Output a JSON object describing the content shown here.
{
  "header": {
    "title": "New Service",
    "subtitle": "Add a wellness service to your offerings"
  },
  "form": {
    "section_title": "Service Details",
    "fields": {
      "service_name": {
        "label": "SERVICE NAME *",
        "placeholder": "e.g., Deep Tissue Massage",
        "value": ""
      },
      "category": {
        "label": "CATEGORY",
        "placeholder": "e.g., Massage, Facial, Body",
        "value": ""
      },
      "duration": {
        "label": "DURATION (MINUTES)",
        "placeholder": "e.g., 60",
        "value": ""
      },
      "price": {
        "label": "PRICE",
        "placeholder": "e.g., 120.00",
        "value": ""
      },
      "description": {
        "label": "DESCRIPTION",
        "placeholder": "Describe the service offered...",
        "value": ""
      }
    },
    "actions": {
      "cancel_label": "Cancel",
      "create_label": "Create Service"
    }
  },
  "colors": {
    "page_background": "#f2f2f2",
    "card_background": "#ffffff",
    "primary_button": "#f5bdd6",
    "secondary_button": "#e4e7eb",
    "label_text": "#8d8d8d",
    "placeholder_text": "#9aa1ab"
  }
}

========

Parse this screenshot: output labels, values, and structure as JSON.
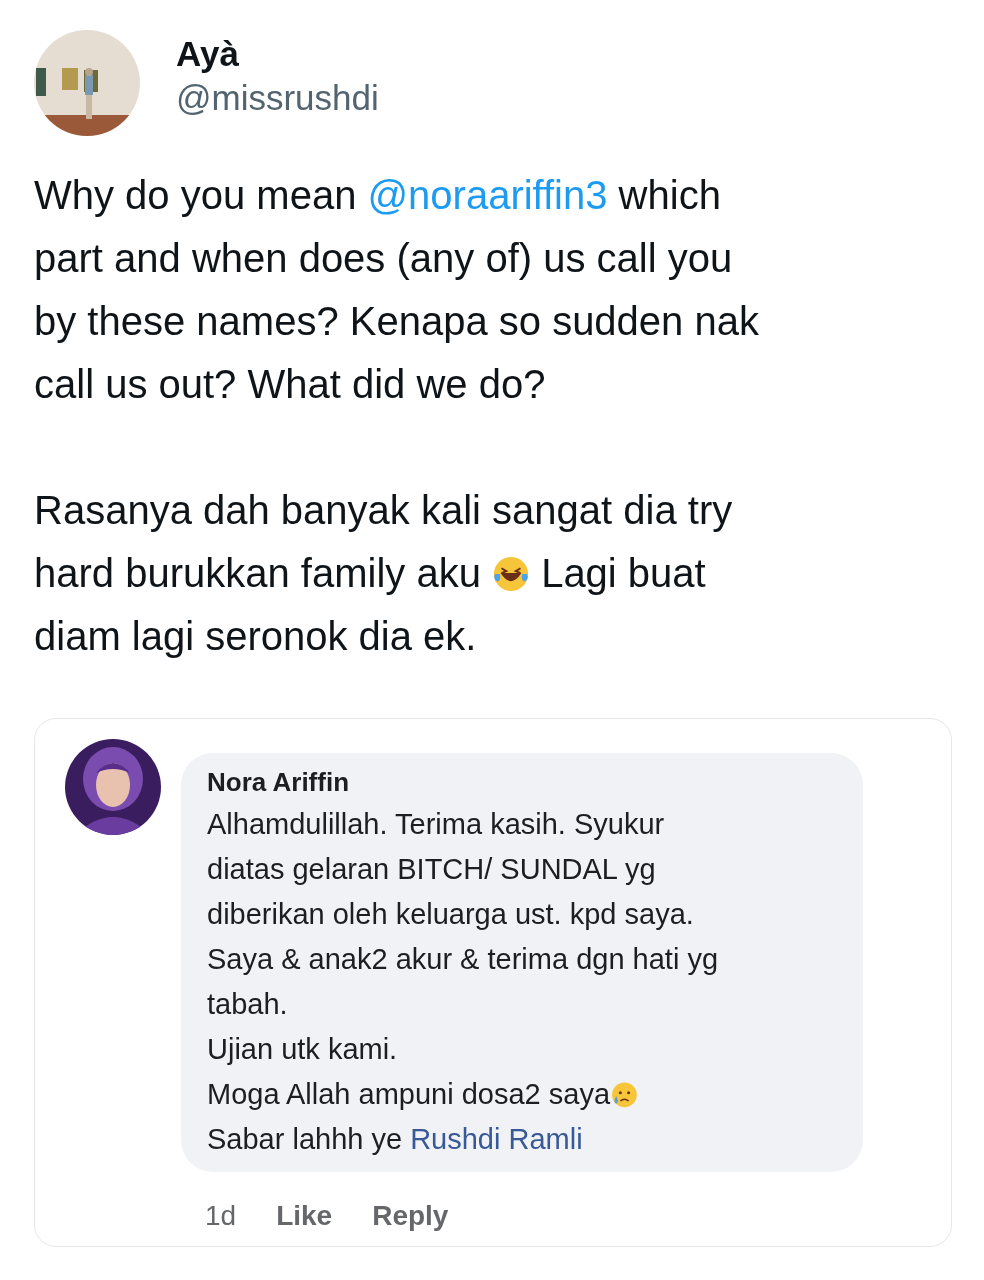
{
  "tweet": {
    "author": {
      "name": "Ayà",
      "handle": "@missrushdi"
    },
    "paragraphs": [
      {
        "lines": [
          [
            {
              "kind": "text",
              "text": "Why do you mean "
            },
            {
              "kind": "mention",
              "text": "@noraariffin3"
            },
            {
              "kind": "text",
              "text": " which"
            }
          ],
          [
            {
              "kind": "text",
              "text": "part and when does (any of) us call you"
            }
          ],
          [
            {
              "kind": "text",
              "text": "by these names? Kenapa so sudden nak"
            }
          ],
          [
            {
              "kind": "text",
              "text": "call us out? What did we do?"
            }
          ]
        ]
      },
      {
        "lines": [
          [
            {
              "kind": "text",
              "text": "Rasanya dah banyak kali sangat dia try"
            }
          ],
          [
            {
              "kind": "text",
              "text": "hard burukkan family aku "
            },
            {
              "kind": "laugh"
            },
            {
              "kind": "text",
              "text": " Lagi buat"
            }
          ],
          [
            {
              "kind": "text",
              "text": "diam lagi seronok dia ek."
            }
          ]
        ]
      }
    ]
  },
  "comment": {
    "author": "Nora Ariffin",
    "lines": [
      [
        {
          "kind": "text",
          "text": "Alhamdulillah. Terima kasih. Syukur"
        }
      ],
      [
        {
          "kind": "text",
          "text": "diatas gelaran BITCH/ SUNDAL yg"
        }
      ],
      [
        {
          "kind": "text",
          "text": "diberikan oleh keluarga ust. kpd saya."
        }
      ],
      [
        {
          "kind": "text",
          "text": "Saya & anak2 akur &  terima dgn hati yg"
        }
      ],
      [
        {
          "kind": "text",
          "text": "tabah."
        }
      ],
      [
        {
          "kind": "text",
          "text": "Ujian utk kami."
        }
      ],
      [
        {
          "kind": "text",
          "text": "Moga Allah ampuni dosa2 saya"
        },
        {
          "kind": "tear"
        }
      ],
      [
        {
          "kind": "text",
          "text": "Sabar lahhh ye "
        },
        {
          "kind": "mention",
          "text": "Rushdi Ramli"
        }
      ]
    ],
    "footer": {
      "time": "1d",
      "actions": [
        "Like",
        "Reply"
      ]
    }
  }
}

========

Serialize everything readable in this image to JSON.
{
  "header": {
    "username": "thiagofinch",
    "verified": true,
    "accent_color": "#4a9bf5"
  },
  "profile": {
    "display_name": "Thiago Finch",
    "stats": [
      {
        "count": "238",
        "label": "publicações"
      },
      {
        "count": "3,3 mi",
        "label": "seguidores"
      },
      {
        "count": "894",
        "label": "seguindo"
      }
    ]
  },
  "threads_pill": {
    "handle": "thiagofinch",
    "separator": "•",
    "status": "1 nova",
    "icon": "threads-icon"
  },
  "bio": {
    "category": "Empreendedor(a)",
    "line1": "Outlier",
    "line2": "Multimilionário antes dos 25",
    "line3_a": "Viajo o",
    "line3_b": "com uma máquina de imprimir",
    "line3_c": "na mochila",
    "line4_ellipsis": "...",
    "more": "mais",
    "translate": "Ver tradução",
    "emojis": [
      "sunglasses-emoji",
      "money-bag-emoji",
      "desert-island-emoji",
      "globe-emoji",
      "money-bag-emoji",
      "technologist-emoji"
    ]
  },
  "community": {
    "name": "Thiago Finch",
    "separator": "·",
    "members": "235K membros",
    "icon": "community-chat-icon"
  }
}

========

• [REQUIRED TASK]
Above are the records; copy every line in them that holds the word "this".

• [EXERCISE RESPONSE]
Parse this screenshot: output labels, values, and structure as JSON.
Serialize everything readable in this image to JSON.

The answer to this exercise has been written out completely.